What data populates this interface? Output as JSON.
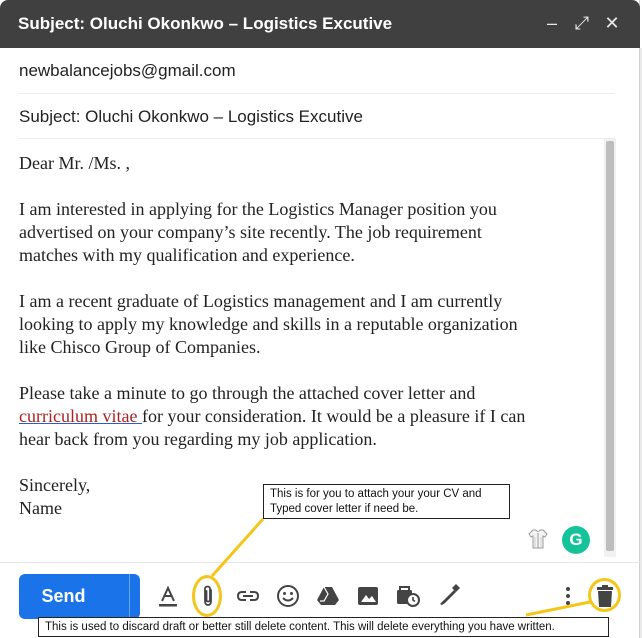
{
  "window": {
    "title": "Subject: Oluchi Okonkwo – Logistics Excutive",
    "minimize_symbol": "–",
    "maximize_symbol": "⤢",
    "close_symbol": "✕"
  },
  "fields": {
    "to": "newbalancejobs@gmail.com",
    "subject": "Subject: Oluchi Okonkwo – Logistics Excutive"
  },
  "body": {
    "greeting": "Dear Mr. /Ms. ,",
    "para1_line1": "I am interested in applying for the Logistics Manager position you",
    "para1_line2": "advertised on your company’s site recently. The job requirement",
    "para1_line3": "matches with my qualification and experience.",
    "para2_line1": "I am a recent graduate of Logistics management and I am currently",
    "para2_line2": "looking to apply my knowledge and skills in a reputable organization",
    "para2_line3": "like Chisco Group of Companies.",
    "para3_line1": "Please take a minute to go through the attached cover letter and",
    "para3_link": "curriculum vitae ",
    "para3_line2_rest": "for your consideration. It would be a pleasure if I can",
    "para3_line3": "hear back from you regarding my job application.",
    "closing": "Sincerely,",
    "signature": "Name"
  },
  "toolbar": {
    "send_label": "Send",
    "send_options_symbol": "▼",
    "grammarly_letter": "G",
    "icons": [
      "format-text-icon",
      "attach-icon",
      "link-icon",
      "emoji-icon",
      "drive-icon",
      "photo-icon",
      "confidential-mode-icon",
      "signature-icon",
      "more-options-icon",
      "trash-icon"
    ]
  },
  "annotations": {
    "attach_callout": "This is for you to attach your your CV and Typed cover letter if need be.",
    "discard_callout": "This is used to discard draft or better still delete content. This will delete everything you have written.",
    "highlight_color": "#f5c518"
  },
  "colors": {
    "titlebar": "#404040",
    "send_button": "#1a73e8",
    "grammarly": "#15c39a"
  }
}
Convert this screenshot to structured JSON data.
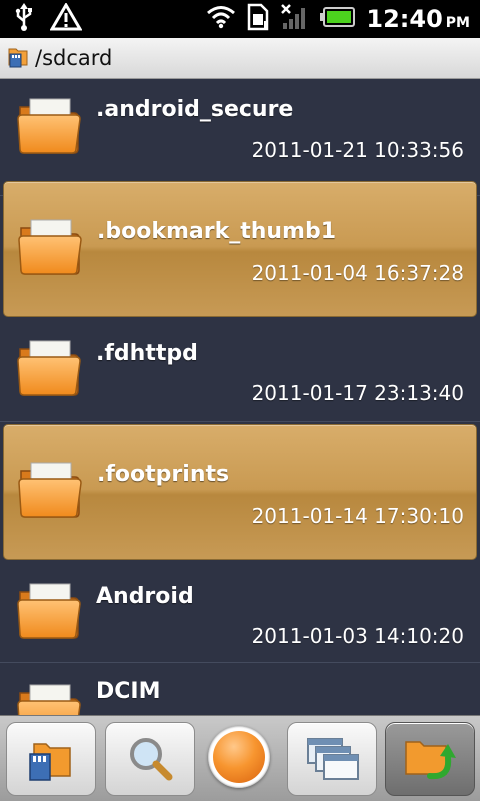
{
  "status_bar": {
    "time": "12:40",
    "ampm": "PM",
    "icons": [
      "usb-icon",
      "warning-icon",
      "wifi-icon",
      "sim-icon",
      "signal-icon",
      "battery-icon"
    ]
  },
  "path_bar": {
    "path": "/sdcard",
    "icon": "sdcard-folder-icon"
  },
  "files": [
    {
      "name": ".android_secure",
      "date": "2011-01-21 10:33:56",
      "selected": false
    },
    {
      "name": ".bookmark_thumb1",
      "date": "2011-01-04 16:37:28",
      "selected": true
    },
    {
      "name": ".fdhttpd",
      "date": "2011-01-17 23:13:40",
      "selected": false
    },
    {
      "name": ".footprints",
      "date": "2011-01-14 17:30:10",
      "selected": true
    },
    {
      "name": "Android",
      "date": "2011-01-03 14:10:20",
      "selected": false
    },
    {
      "name": "DCIM",
      "date": "",
      "selected": false
    }
  ],
  "toolbar": {
    "buttons": [
      "sdcard-button",
      "search-button",
      "home-orb-button",
      "windows-button",
      "refresh-folder-button"
    ],
    "active": "refresh-folder-button"
  },
  "colors": {
    "background": "#2e3344",
    "selection": "#c99a52",
    "folder": "#f29a2e"
  }
}
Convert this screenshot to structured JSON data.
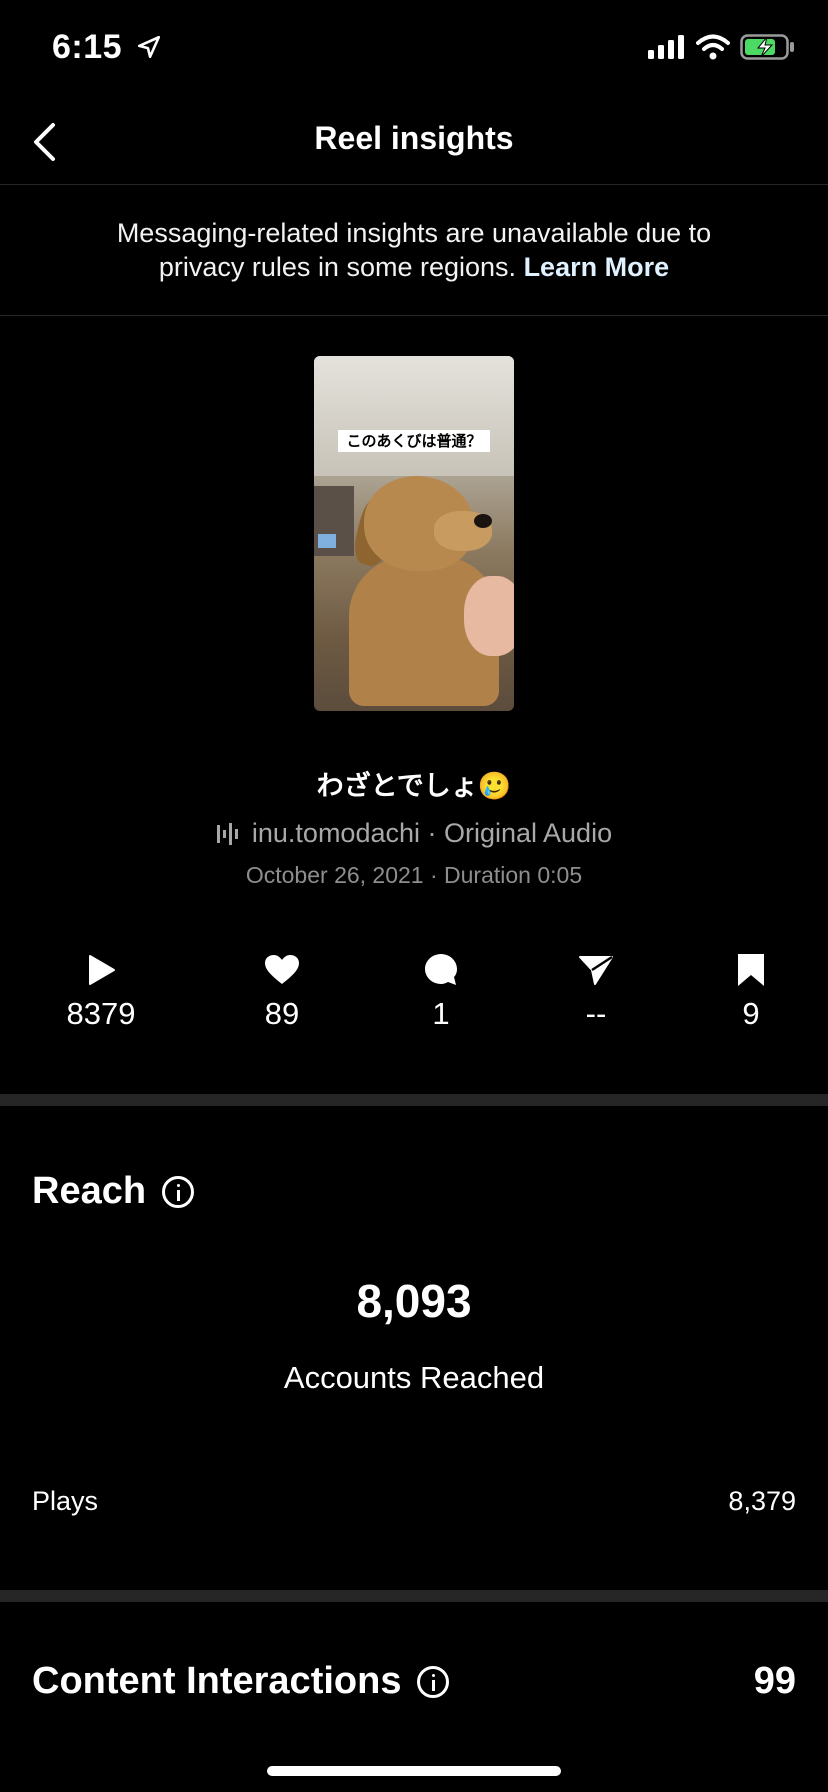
{
  "status_bar": {
    "time": "6:15"
  },
  "header": {
    "title": "Reel insights"
  },
  "notice": {
    "text": "Messaging-related insights are unavailable due to privacy rules in some regions.",
    "link": "Learn More"
  },
  "reel": {
    "overlay_text": "このあくびは普通？",
    "caption": "わざとでしょ🥲",
    "audio": "inu.tomodachi · Original Audio",
    "meta": "October 26, 2021 · Duration 0:05"
  },
  "stats": [
    {
      "icon": "play-icon",
      "value": "8379"
    },
    {
      "icon": "heart-icon",
      "value": "89"
    },
    {
      "icon": "comment-icon",
      "value": "1"
    },
    {
      "icon": "share-icon",
      "value": "--"
    },
    {
      "icon": "bookmark-icon",
      "value": "9"
    }
  ],
  "reach": {
    "title": "Reach",
    "value": "8,093",
    "label": "Accounts Reached",
    "plays_label": "Plays",
    "plays_value": "8,379"
  },
  "content_interactions": {
    "title": "Content Interactions",
    "value": "99"
  }
}
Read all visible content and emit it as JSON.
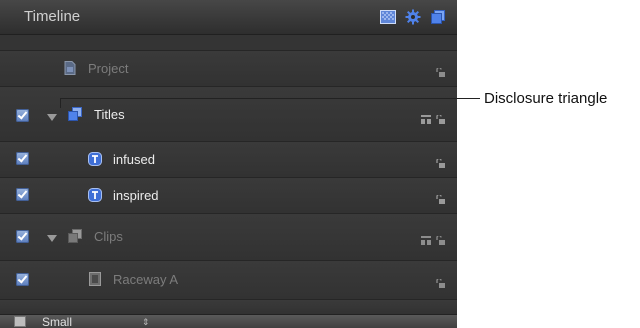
{
  "panel": {
    "title": "Timeline",
    "header_icons": [
      "checker-icon",
      "gear-icon",
      "layers-icon"
    ]
  },
  "layers": [
    {
      "name": "Project",
      "checked": false,
      "disclosure": false,
      "icon": "project-icon",
      "active": false
    },
    {
      "name": "Titles",
      "checked": true,
      "disclosure": true,
      "icon": "group-icon",
      "active": true
    },
    {
      "name": "infused",
      "checked": true,
      "disclosure": false,
      "icon": "text-layer-icon",
      "active": true
    },
    {
      "name": "inspired",
      "checked": true,
      "disclosure": false,
      "icon": "text-layer-icon",
      "active": true
    },
    {
      "name": "Clips",
      "checked": true,
      "disclosure": true,
      "icon": "group-icon",
      "active": false
    },
    {
      "name": "Raceway A",
      "checked": true,
      "disclosure": false,
      "icon": "clip-icon",
      "active": false
    }
  ],
  "footer": {
    "size_label": "Small",
    "size_arrows": "⇕"
  },
  "callout": {
    "label": "Disclosure triangle"
  }
}
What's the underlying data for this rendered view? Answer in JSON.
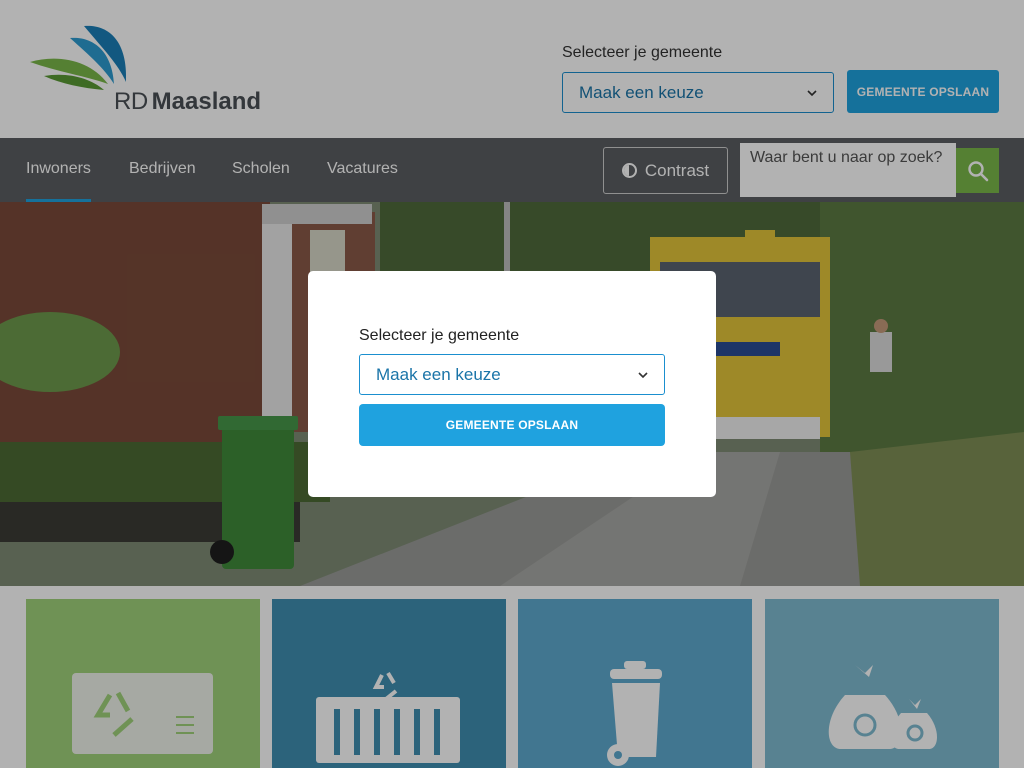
{
  "header": {
    "logo_text_rd": "RD",
    "logo_text_name": "Maasland",
    "municipality_label": "Selecteer je gemeente",
    "municipality_select_value": "Maak een keuze",
    "save_button_label": "GEMEENTE OPSLAAN"
  },
  "nav": {
    "items": [
      {
        "label": "Inwoners",
        "active": true
      },
      {
        "label": "Bedrijven",
        "active": false
      },
      {
        "label": "Scholen",
        "active": false
      },
      {
        "label": "Vacatures",
        "active": false
      }
    ],
    "contrast_label": "Contrast",
    "search_placeholder": "Waar bent u naar op zoek?"
  },
  "modal": {
    "label": "Selecteer je gemeente",
    "select_value": "Maak een keuze",
    "save_button_label": "GEMEENTE OPSLAAN"
  },
  "tiles": [
    {
      "icon": "recycle-bin-icon",
      "color": "#9fd27a"
    },
    {
      "icon": "container-icon",
      "color": "#3f8fb0"
    },
    {
      "icon": "wheelie-bin-icon",
      "color": "#5ea9cf"
    },
    {
      "icon": "garbage-bags-icon",
      "color": "#7fbad0"
    }
  ],
  "colors": {
    "accent": "#1fa2df",
    "nav_bg": "#5b5e62",
    "search_button": "#7ab84a"
  }
}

========

* _Problem_
Strip the images and reproduce the remaining records precisely.

* _Complete response_
What data populates this interface? Output as JSON.
{
  "window": {
    "title": "Subject: Oluchi Okonkwo – Logistics Excutive",
    "minimize_symbol": "–",
    "maximize_symbol": "⤢",
    "close_symbol": "✕"
  },
  "fields": {
    "to": "newbalancejobs@gmail.com",
    "subject": "Subject: Oluchi Okonkwo – Logistics Excutive"
  },
  "body": {
    "greeting": "Dear Mr. /Ms. ,",
    "para1_line1": "I am interested in applying for the Logistics Manager position you",
    "para1_line2": "advertised on your company’s site recently. The job requirement",
    "para1_line3": "matches with my qualification and experience.",
    "para2_line1": "I am a recent graduate of Logistics management and I am currently",
    "para2_line2": "looking to apply my knowledge and skills in a reputable organization",
    "para2_line3": "like Chisco Group of Companies.",
    "para3_line1": "Please take a minute to go through the attached cover letter and",
    "para3_link": "curriculum vitae ",
    "para3_line2_rest": "for your consideration. It would be a pleasure if I can",
    "para3_line3": "hear back from you regarding my job application.",
    "closing": "Sincerely,",
    "signature": "Name"
  },
  "toolbar": {
    "send_label": "Send",
    "send_options_symbol": "▼",
    "grammarly_letter": "G",
    "icons": [
      "format-text-icon",
      "attach-icon",
      "link-icon",
      "emoji-icon",
      "drive-icon",
      "photo-icon",
      "confidential-mode-icon",
      "signature-icon",
      "more-options-icon",
      "trash-icon"
    ]
  },
  "annotations": {
    "attach_callout": "This is for you to attach your your CV and Typed cover letter if need be.",
    "discard_callout": "This is used to discard draft or better still delete content. This will delete everything you have written.",
    "highlight_color": "#f5c518"
  },
  "colors": {
    "titlebar": "#404040",
    "send_button": "#1a73e8",
    "grammarly": "#15c39a"
  }
}
Convert this screenshot to structured JSON data.
{
  "status_bar": {
    "time": "12:40",
    "ampm": "PM",
    "icons": [
      "usb-icon",
      "warning-icon",
      "wifi-icon",
      "sim-icon",
      "signal-icon",
      "battery-icon"
    ]
  },
  "path_bar": {
    "path": "/sdcard",
    "icon": "sdcard-folder-icon"
  },
  "files": [
    {
      "name": ".android_secure",
      "date": "2011-01-21 10:33:56",
      "selected": false
    },
    {
      "name": ".bookmark_thumb1",
      "date": "2011-01-04 16:37:28",
      "selected": true
    },
    {
      "name": ".fdhttpd",
      "date": "2011-01-17 23:13:40",
      "selected": false
    },
    {
      "name": ".footprints",
      "date": "2011-01-14 17:30:10",
      "selected": true
    },
    {
      "name": "Android",
      "date": "2011-01-03 14:10:20",
      "selected": false
    },
    {
      "name": "DCIM",
      "date": "",
      "selected": false
    }
  ],
  "toolbar": {
    "buttons": [
      "sdcard-button",
      "search-button",
      "home-orb-button",
      "windows-button",
      "refresh-folder-button"
    ],
    "active": "refresh-folder-button"
  },
  "colors": {
    "background": "#2e3344",
    "selection": "#c99a52",
    "folder": "#f29a2e"
  }
}
Convert this screenshot to structured JSON data.
{
  "status_bar": {
    "time": "6:15"
  },
  "header": {
    "title": "Reel insights"
  },
  "notice": {
    "text": "Messaging-related insights are unavailable due to privacy rules in some regions.",
    "link": "Learn More"
  },
  "reel": {
    "overlay_text": "このあくびは普通？",
    "caption": "わざとでしょ🥲",
    "audio": "inu.tomodachi · Original Audio",
    "meta": "October 26, 2021 · Duration 0:05"
  },
  "stats": [
    {
      "icon": "play-icon",
      "value": "8379"
    },
    {
      "icon": "heart-icon",
      "value": "89"
    },
    {
      "icon": "comment-icon",
      "value": "1"
    },
    {
      "icon": "share-icon",
      "value": "--"
    },
    {
      "icon": "bookmark-icon",
      "value": "9"
    }
  ],
  "reach": {
    "title": "Reach",
    "value": "8,093",
    "label": "Accounts Reached",
    "plays_label": "Plays",
    "plays_value": "8,379"
  },
  "content_interactions": {
    "title": "Content Interactions",
    "value": "99"
  }
}
Read all visible content and emit it as JSON.
{
  "panel": {
    "title": "Timeline",
    "header_icons": [
      "checker-icon",
      "gear-icon",
      "layers-icon"
    ]
  },
  "layers": [
    {
      "name": "Project",
      "checked": false,
      "disclosure": false,
      "icon": "project-icon",
      "active": false
    },
    {
      "name": "Titles",
      "checked": true,
      "disclosure": true,
      "icon": "group-icon",
      "active": true
    },
    {
      "name": "infused",
      "checked": true,
      "disclosure": false,
      "icon": "text-layer-icon",
      "active": true
    },
    {
      "name": "inspired",
      "checked": true,
      "disclosure": false,
      "icon": "text-layer-icon",
      "active": true
    },
    {
      "name": "Clips",
      "checked": true,
      "disclosure": true,
      "icon": "group-icon",
      "active": false
    },
    {
      "name": "Raceway A",
      "checked": true,
      "disclosure": false,
      "icon": "clip-icon",
      "active": false
    }
  ],
  "footer": {
    "size_label": "Small",
    "size_arrows": "⇕"
  },
  "callout": {
    "label": "Disclosure triangle"
  }
}
What's the underlying data for this rendered view? Answer in JSON.
{
  "header": {
    "logo_text_rd": "RD",
    "logo_text_name": "Maasland",
    "municipality_label": "Selecteer je gemeente",
    "municipality_select_value": "Maak een keuze",
    "save_button_label": "GEMEENTE OPSLAAN"
  },
  "nav": {
    "items": [
      {
        "label": "Inwoners",
        "active": true
      },
      {
        "label": "Bedrijven",
        "active": false
      },
      {
        "label": "Scholen",
        "active": false
      },
      {
        "label": "Vacatures",
        "active": false
      }
    ],
    "contrast_label": "Contrast",
    "search_placeholder": "Waar bent u naar op zoek?"
  },
  "modal": {
    "label": "Selecteer je gemeente",
    "select_value": "Maak een keuze",
    "save_button_label": "GEMEENTE OPSLAAN"
  },
  "tiles": [
    {
      "icon": "recycle-bin-icon",
      "color": "#9fd27a"
    },
    {
      "icon": "container-icon",
      "color": "#3f8fb0"
    },
    {
      "icon": "wheelie-bin-icon",
      "color": "#5ea9cf"
    },
    {
      "icon": "garbage-bags-icon",
      "color": "#7fbad0"
    }
  ],
  "colors": {
    "accent": "#1fa2df",
    "nav_bg": "#5b5e62",
    "search_button": "#7ab84a"
  }
}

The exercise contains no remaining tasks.